## begin RECORDS SUPPLIED

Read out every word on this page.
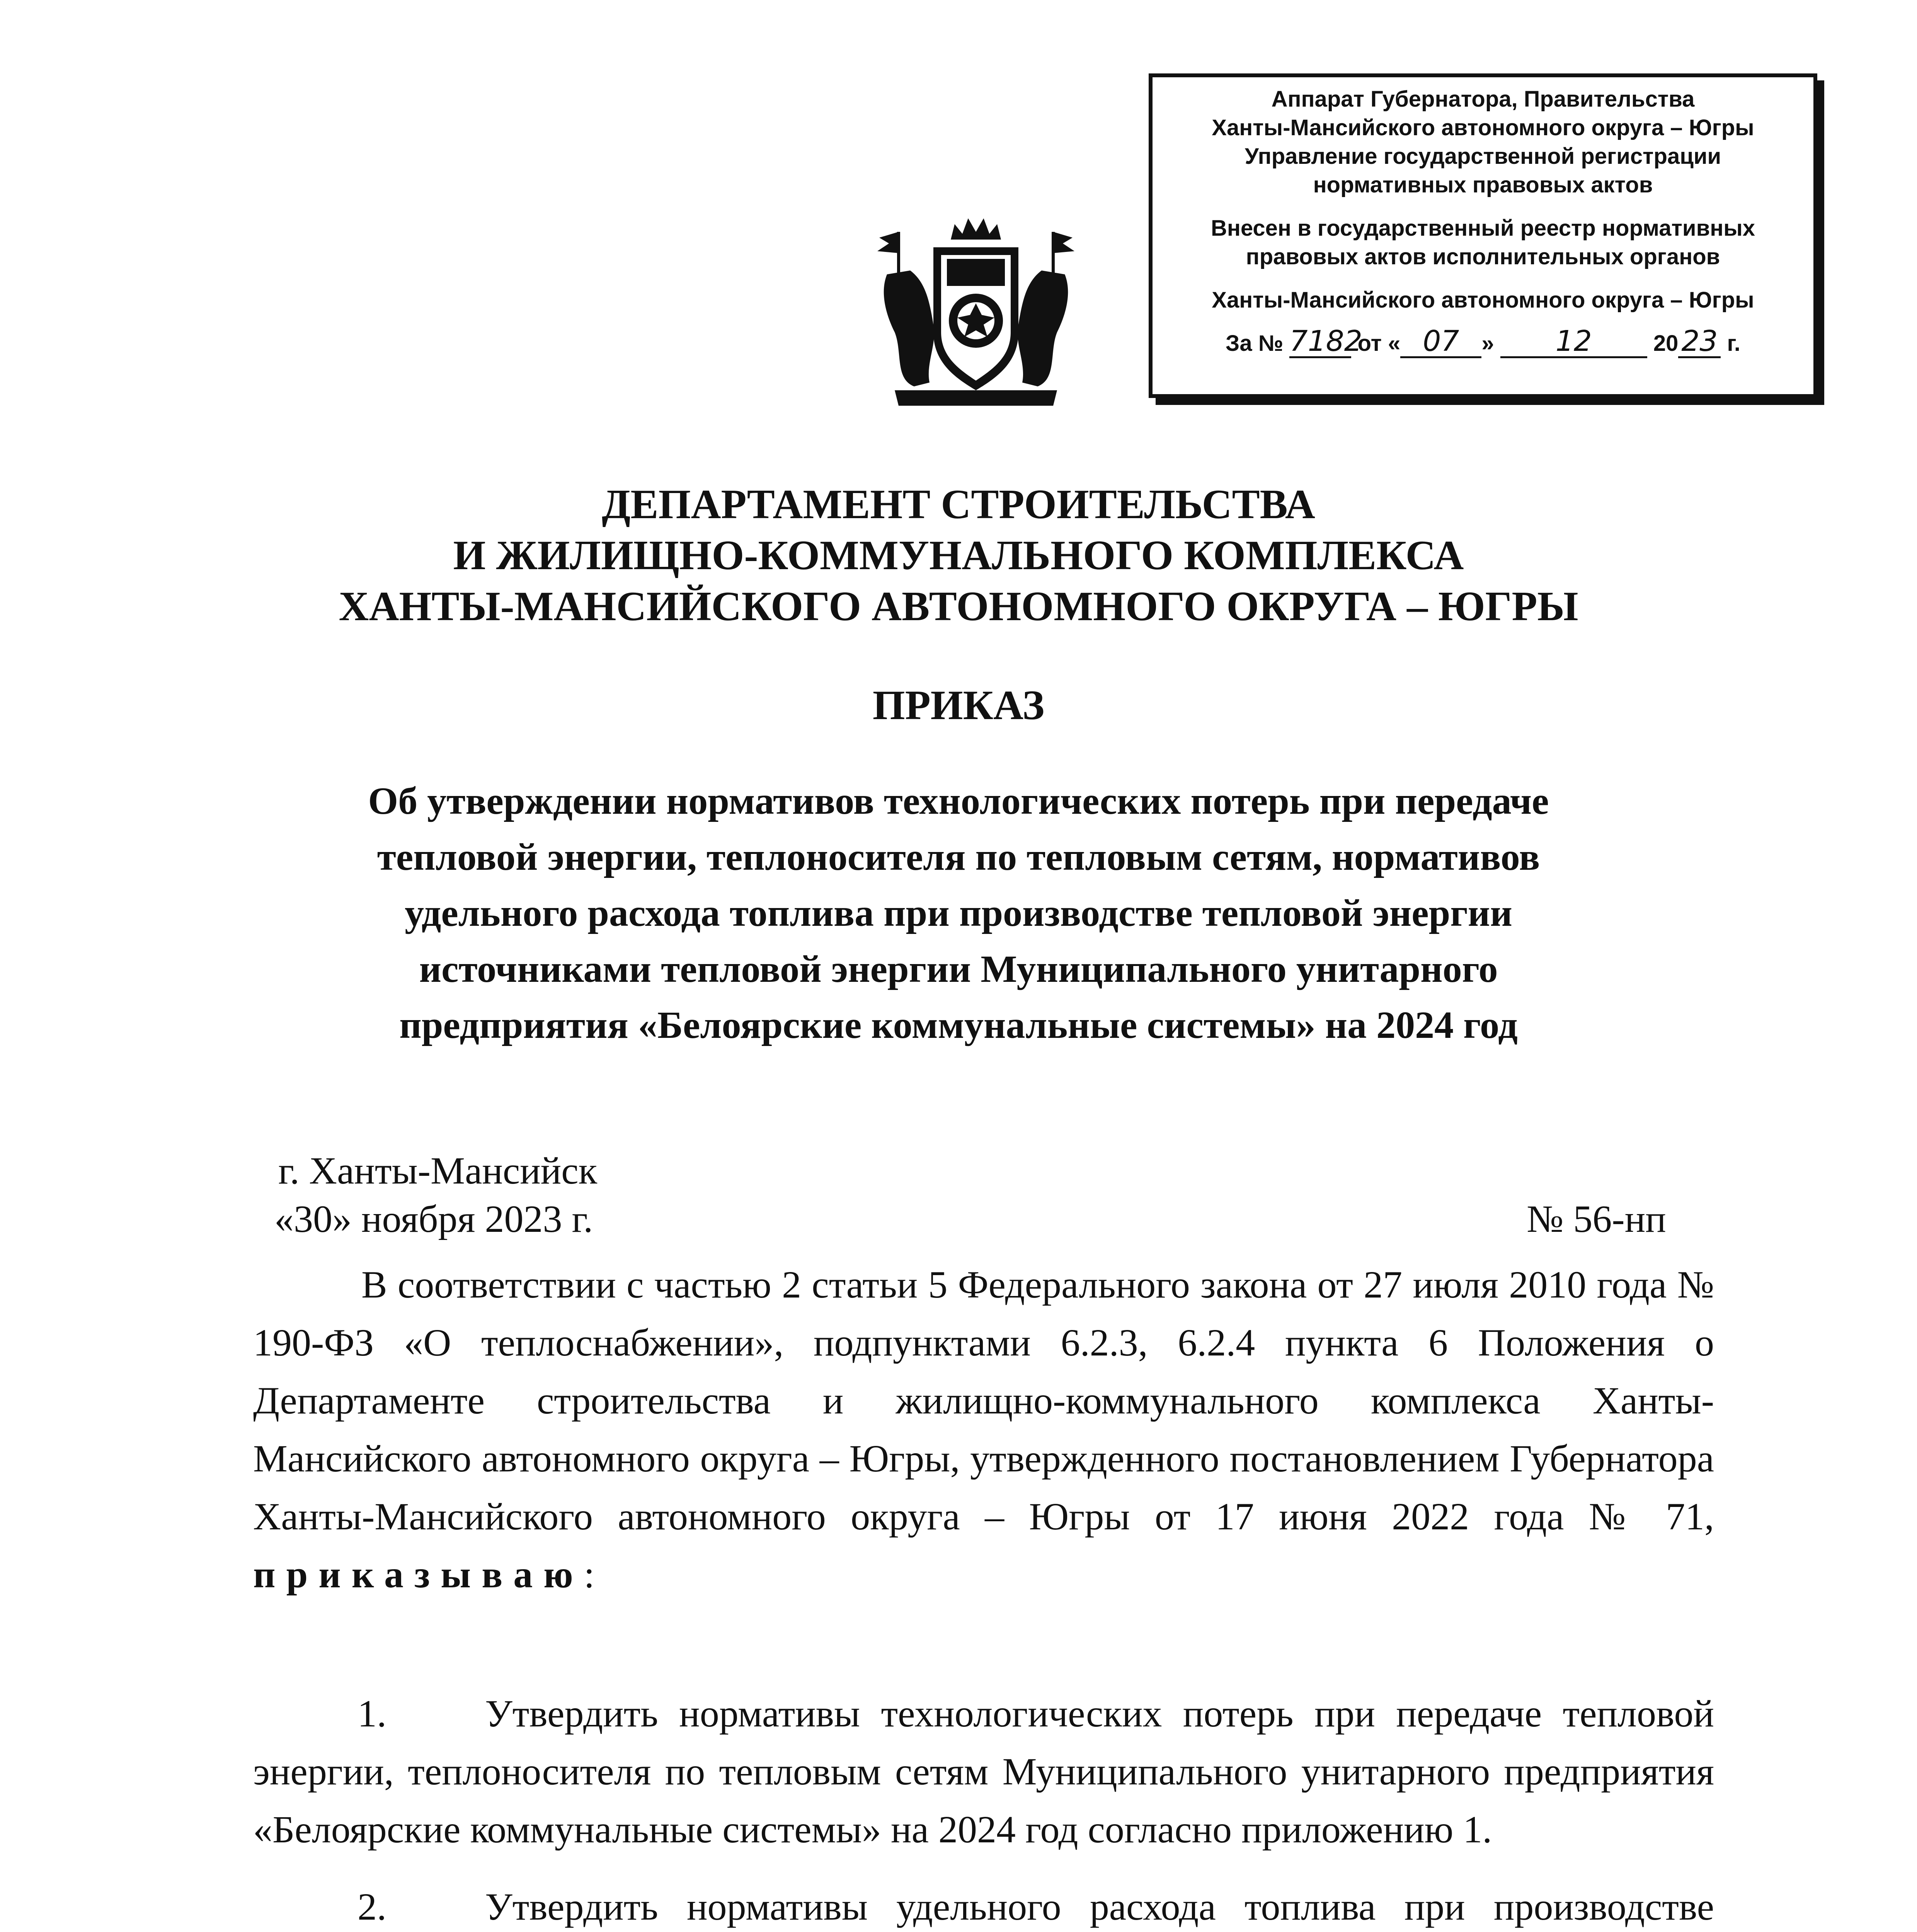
Аппарат Губернатора, Правительства
Ханты-Мансийского автономного округа – Югры
Управление государственной регистрации
нормативных правовых актов
Внесен в государственный реестр нормативных
правовых актов исполнительных органов
Ханты-Мансийского автономного округа – Югры
За № 7182 от « 07 » 12	20 23 г.
ДЕПАРТАМЕНТ СТРОИТЕЛЬСТВА
И ЖИЛИЩНО-КОММУНАЛЬНОГО КОМПЛЕКСА
ХАНТЫ-МАНСИЙСКОГО АВТОНОМНОГО ОКРУГА – ЮГРЫ
ПРИКАЗ
Об утверждении нормативов технологических потерь при передаче
тепловой энергии, теплоносителя по тепловым сетям, нормативов
удельного расхода топлива при производстве тепловой энергии
источниками тепловой энергии Муниципального унитарного
предприятия «Белоярские коммунальные системы» на 2024 год
г. Ханты-Мансийск
«30» ноября 2023 г.	№ 56-нп
В соответствии с частью 2 статьи 5 Федерального закона от 27 июля 2010 года № 190-ФЗ «О теплоснабжении», подпунктами 6.2.3, 6.2.4 пункта 6 Положения о Департаменте строительства и жилищно-коммунального комплекса Ханты-Мансийского автономного округа – Югры, утвержденного постановлением Губернатора Ханты-Мансийского автономного округа – Югры от 17 июня 2022 года № 71, приказываю:
1.	Утвердить нормативы технологических потерь при передаче тепловой энергии, теплоносителя по тепловым сетям Муниципального унитарного предприятия «Белоярские коммунальные системы» на 2024 год согласно приложению 1.
2.	Утвердить нормативы удельного расхода топлива при производстве
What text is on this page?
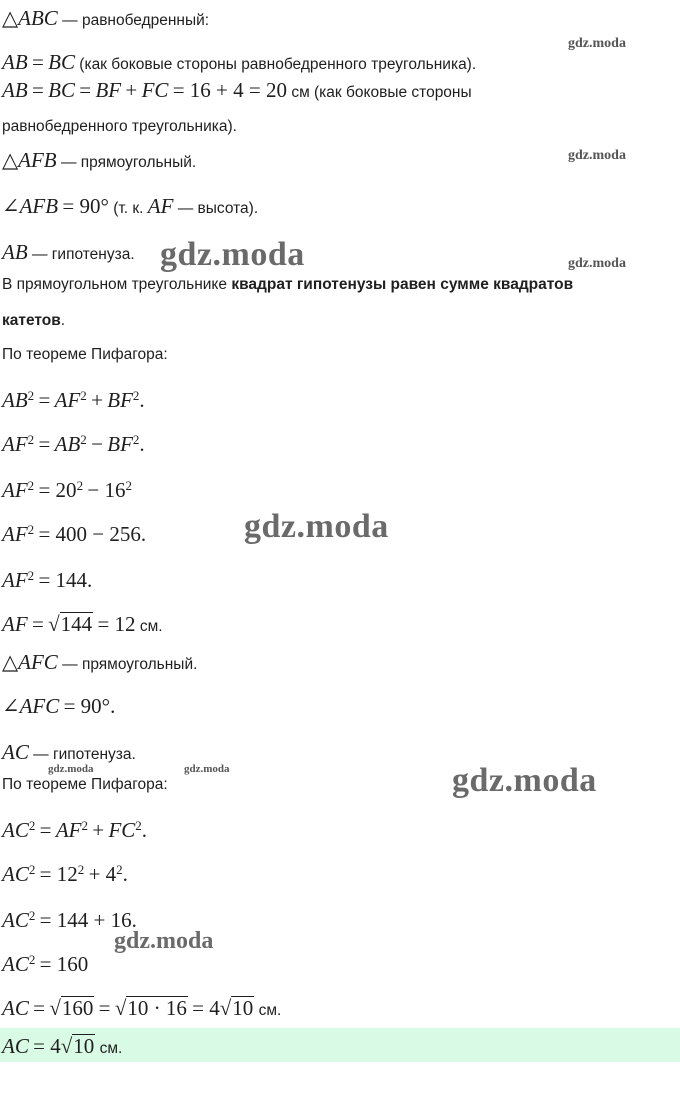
△ABC — равнобедренный:
AB = BC (как боковые стороны равнобедренного треугольника).
AB = BC = BF + FC = 16 + 4 = 20 см (как боковые стороны
равнобедренного треугольника).
△AFB — прямоугольный.
∠AFB = 90° (т. к. AF — высота).
AB — гипотенуза.
В прямоугольном треугольнике квадрат гипотенузы равен сумме квадратов
катетов.
По теореме Пифагора:
$AB^2 = AF^2 + BF^2$.
$AF^2 = AB^2 - BF^2$.
$AF^2 = 20^2 - 16^2$
$AF^2 = 400 - 256$.
$AF^2 = 144$.
AF = √144 = 12 см.
△AFC — прямоугольный.
∠AFC = 90°.
AC — гипотенуза.
По теореме Пифагора:
$AC^2 = AF^2 + FC^2$.
$AC^2 = 12^2 + 4^2$.
$AC^2 = 144 + 16$.
$AC^2 = 160$
AC = √160 = √10 · 16 = 4√10 см.
AC = 4√10 см.
gdz.moda
gdz.moda
gdz.moda	gdz.moda
gdz.moda
gdz.moda	gdz.moda	gdz.moda
gdz.moda
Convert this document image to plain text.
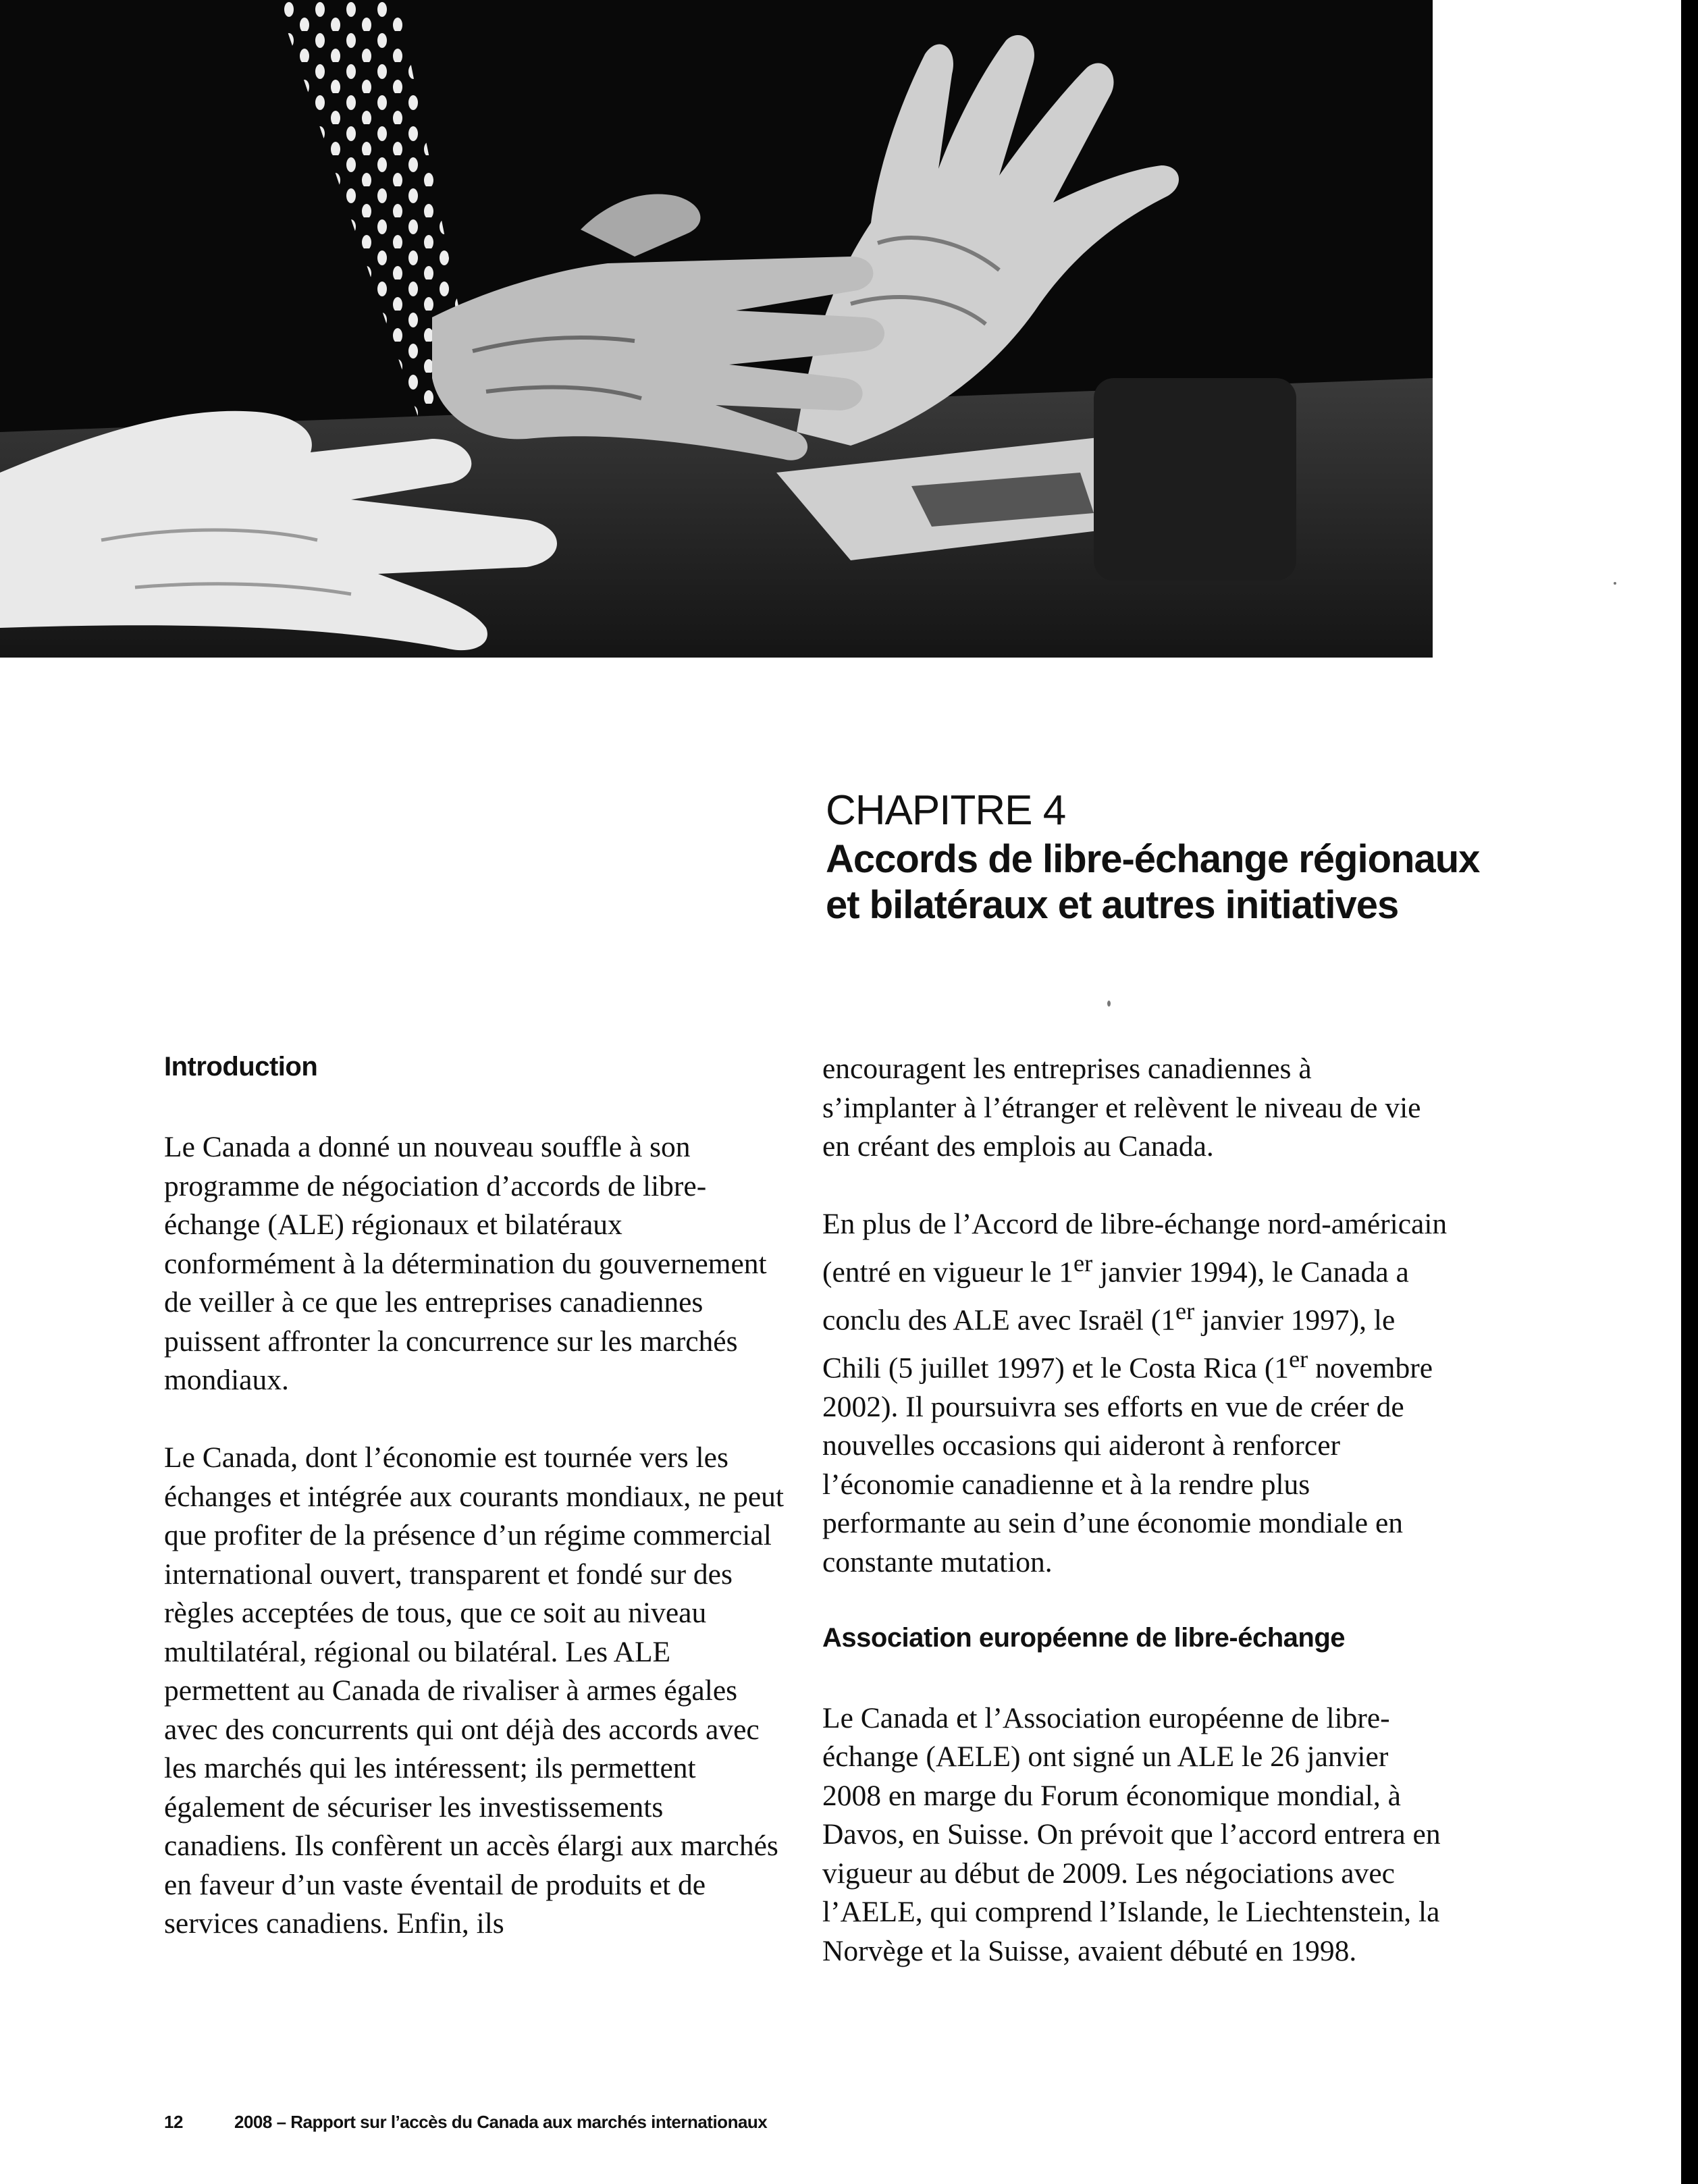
CHAPITRE 4
Accords de libre-échange régionaux
et bilatéraux et autres initiatives
Introduction

Le Canada a donné un nouveau souffle à son programme de négociation d’accords de libre-échange (ALE) régionaux et bilatéraux conformément à la détermination du gouvernement de veiller à ce que les entreprises canadiennes puissent affronter la concurrence sur les marchés mondiaux.

Le Canada, dont l’économie est tournée vers les échanges et intégrée aux courants mondiaux, ne peut que profiter de la présence d’un régime commercial international ouvert, transparent et fondé sur des règles acceptées de tous, que ce soit au niveau multilatéral, régional ou bilatéral. Les ALE permettent au Canada de rivaliser à armes égales avec des concurrents qui ont déjà des accords avec les marchés qui les intéressent; ils permettent également de sécuriser les investissements canadiens. Ils confèrent un accès élargi aux marchés en faveur d’un vaste éventail de produits et de services canadiens. Enfin, ils

encouragent les entreprises canadiennes à s’implanter à l’étranger et relèvent le niveau de vie en créant des emplois au Canada.

En plus de l’Accord de libre-échange nord-américain (entré en vigueur le 1er janvier 1994), le Canada a conclu des ALE avec Israël (1er janvier 1997), le Chili (5 juillet 1997) et le Costa Rica (1er novembre 2002). Il poursuivra ses efforts en vue de créer de nouvelles occasions qui aideront à renforcer l’économie canadienne et à la rendre plus performante au sein d’une économie mondiale en constante mutation.

Association européenne de libre-échange

Le Canada et l’Association européenne de libre-échange (AELE) ont signé un ALE le 26 janvier 2008 en marge du Forum économique mondial, à Davos, en Suisse. On prévoit que l’accord entrera en vigueur au début de 2009. Les négociations avec l’AELE, qui comprend l’Islande, le Liechtenstein, la Norvège et la Suisse, avaient débuté en 1998.

12	2008 – Rapport sur l’accès du Canada aux marchés internationaux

## end RECORDS SUPPLIED

Return each line in the records that holds the string "тепловой".

▶ **COMPLETE RESPONSE**
тепловой энергии, теплоносителя по тепловым сетям, нормативов
удельного расхода топлива при производстве тепловой энергии
источниками тепловой энергии Муниципального унитарного
1.	Утвердить нормативы технологических потерь при передаче тепловой энергии, теплоносителя по тепловым сетям Муниципального унитарного предприятия «Белоярские коммунальные системы» на 2024 год согласно приложению 1.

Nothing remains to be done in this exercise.